BEGIN Data for the task

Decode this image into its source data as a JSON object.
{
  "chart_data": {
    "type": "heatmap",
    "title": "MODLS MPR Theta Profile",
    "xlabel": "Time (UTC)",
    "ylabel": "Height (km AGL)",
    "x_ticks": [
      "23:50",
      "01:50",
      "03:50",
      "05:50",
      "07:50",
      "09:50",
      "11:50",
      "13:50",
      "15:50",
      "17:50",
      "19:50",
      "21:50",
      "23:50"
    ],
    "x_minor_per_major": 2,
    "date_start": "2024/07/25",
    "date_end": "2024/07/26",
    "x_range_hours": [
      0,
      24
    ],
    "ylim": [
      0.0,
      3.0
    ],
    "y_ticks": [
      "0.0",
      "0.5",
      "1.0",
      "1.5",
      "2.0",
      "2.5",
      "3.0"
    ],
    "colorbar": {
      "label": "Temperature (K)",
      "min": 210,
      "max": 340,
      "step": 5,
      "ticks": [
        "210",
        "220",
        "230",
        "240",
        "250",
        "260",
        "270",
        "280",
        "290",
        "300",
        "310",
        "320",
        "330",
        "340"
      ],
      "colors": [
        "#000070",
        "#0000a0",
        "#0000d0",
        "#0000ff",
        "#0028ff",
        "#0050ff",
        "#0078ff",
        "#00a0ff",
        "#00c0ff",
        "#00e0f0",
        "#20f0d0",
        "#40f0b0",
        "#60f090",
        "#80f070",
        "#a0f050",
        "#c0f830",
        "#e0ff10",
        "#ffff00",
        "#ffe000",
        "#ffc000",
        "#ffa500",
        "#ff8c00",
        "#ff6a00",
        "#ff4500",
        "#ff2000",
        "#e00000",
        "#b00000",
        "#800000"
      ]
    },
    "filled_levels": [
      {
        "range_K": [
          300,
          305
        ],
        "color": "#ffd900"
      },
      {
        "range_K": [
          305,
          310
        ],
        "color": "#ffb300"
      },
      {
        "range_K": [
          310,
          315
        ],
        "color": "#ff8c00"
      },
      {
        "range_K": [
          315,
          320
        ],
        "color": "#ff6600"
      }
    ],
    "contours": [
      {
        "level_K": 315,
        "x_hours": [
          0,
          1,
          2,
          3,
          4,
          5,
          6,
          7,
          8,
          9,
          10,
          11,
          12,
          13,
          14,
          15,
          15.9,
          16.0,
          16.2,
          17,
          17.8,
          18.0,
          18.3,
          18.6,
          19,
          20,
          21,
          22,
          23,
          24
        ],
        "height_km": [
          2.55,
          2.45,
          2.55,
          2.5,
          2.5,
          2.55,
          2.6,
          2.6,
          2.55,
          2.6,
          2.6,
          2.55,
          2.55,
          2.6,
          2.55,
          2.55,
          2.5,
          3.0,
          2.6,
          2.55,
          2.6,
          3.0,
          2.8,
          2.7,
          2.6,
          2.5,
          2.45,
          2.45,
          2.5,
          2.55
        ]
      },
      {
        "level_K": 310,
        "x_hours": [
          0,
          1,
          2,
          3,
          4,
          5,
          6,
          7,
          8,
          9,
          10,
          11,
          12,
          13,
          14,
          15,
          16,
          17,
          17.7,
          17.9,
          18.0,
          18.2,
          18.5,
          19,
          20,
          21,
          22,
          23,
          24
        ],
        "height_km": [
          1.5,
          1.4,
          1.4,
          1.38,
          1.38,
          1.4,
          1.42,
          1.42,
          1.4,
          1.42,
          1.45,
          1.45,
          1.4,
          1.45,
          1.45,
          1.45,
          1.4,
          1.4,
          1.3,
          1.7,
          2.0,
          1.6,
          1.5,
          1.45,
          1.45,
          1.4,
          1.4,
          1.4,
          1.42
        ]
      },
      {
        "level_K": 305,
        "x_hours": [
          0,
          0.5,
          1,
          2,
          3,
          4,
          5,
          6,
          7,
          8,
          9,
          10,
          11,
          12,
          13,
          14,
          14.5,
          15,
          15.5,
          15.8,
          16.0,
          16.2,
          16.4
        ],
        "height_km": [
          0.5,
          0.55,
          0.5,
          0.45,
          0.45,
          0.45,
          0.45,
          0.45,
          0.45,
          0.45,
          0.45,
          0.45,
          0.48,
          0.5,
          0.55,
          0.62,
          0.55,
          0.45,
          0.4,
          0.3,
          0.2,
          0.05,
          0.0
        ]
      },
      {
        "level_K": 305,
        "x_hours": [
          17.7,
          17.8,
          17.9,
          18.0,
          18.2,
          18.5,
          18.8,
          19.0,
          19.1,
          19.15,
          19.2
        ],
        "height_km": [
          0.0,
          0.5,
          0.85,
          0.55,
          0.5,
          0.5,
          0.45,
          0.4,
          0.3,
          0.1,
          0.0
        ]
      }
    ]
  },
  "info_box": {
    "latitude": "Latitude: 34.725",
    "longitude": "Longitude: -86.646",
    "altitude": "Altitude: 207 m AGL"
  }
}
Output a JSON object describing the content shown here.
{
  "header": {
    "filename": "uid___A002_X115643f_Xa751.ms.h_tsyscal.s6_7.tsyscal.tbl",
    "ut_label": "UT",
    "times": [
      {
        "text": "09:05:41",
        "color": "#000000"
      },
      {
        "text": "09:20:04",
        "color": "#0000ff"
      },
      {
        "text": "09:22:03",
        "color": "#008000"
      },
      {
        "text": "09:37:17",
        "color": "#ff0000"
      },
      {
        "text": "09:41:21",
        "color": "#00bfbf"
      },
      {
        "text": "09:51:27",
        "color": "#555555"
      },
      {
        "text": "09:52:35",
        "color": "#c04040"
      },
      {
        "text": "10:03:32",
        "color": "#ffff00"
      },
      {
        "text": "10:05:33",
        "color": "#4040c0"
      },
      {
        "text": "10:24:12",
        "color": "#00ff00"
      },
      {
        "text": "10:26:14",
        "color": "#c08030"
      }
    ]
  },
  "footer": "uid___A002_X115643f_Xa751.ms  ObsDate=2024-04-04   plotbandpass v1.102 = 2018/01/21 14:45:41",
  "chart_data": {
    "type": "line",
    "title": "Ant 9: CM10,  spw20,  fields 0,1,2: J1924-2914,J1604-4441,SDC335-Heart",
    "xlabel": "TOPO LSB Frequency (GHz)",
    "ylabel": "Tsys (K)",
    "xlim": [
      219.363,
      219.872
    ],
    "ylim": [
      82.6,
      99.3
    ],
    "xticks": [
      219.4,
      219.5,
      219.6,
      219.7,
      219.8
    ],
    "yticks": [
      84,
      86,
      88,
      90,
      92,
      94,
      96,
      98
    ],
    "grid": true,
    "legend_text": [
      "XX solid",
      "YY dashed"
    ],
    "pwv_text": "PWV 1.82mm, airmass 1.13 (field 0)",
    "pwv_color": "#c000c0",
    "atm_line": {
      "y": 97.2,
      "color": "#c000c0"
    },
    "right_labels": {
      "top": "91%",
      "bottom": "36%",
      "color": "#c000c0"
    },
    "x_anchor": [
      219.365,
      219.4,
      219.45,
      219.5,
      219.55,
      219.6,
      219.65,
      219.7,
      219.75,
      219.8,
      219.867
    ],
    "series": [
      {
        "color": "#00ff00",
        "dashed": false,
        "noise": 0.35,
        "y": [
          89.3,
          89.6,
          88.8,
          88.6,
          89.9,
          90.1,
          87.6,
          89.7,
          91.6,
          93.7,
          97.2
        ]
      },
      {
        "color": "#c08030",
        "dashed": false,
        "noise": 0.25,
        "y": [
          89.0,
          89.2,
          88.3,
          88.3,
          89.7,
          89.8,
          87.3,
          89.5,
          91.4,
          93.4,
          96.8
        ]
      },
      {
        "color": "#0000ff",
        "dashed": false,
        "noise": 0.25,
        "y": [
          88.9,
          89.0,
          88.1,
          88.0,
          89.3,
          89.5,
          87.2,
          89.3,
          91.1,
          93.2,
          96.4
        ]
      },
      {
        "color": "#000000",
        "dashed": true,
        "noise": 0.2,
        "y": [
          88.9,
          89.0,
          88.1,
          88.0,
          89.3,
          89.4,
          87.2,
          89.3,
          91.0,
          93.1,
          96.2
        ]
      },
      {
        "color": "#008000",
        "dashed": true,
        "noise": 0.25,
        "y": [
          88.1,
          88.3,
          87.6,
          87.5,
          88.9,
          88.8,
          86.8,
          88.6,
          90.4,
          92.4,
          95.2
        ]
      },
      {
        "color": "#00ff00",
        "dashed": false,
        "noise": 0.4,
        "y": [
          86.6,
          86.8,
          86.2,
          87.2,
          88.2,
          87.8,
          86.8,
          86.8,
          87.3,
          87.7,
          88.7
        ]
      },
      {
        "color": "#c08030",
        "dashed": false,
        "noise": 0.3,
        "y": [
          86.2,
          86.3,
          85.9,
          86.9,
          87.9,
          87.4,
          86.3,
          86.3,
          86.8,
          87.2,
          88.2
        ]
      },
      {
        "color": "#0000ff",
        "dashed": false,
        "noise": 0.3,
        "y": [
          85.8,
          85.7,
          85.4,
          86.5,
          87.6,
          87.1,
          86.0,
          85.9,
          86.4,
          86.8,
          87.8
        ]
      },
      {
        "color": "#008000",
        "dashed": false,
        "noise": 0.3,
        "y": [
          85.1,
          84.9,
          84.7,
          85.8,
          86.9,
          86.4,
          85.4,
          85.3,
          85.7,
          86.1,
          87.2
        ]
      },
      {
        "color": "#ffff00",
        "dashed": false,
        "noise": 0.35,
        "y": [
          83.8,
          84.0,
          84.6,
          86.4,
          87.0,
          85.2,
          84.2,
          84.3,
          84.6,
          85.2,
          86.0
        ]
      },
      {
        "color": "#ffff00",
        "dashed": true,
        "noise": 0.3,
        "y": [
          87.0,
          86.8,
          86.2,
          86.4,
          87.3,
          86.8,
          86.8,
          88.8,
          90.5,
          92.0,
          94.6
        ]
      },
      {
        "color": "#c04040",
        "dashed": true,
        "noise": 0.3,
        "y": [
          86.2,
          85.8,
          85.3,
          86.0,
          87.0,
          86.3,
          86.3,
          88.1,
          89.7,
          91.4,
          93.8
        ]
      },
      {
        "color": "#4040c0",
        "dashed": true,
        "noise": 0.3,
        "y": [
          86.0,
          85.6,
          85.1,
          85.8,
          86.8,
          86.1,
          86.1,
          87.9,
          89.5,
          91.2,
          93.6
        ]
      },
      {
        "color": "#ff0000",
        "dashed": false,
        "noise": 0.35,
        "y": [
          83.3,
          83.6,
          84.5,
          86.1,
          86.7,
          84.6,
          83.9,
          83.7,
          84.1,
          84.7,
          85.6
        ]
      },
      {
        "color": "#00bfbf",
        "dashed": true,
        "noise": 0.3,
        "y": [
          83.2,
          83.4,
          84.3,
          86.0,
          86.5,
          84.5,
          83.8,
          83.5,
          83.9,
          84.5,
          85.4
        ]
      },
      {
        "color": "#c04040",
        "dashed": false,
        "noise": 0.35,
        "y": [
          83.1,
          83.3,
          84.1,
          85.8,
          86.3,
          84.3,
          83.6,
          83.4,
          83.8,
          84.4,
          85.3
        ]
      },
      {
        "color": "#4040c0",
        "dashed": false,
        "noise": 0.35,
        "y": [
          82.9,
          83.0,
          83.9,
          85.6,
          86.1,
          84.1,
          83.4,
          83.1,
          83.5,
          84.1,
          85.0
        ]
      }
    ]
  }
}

END Data for the task

*Written problem*.
Go through the material above and count the lines that contain "xlabel"; answer with the number alone.

*Written answer*.
2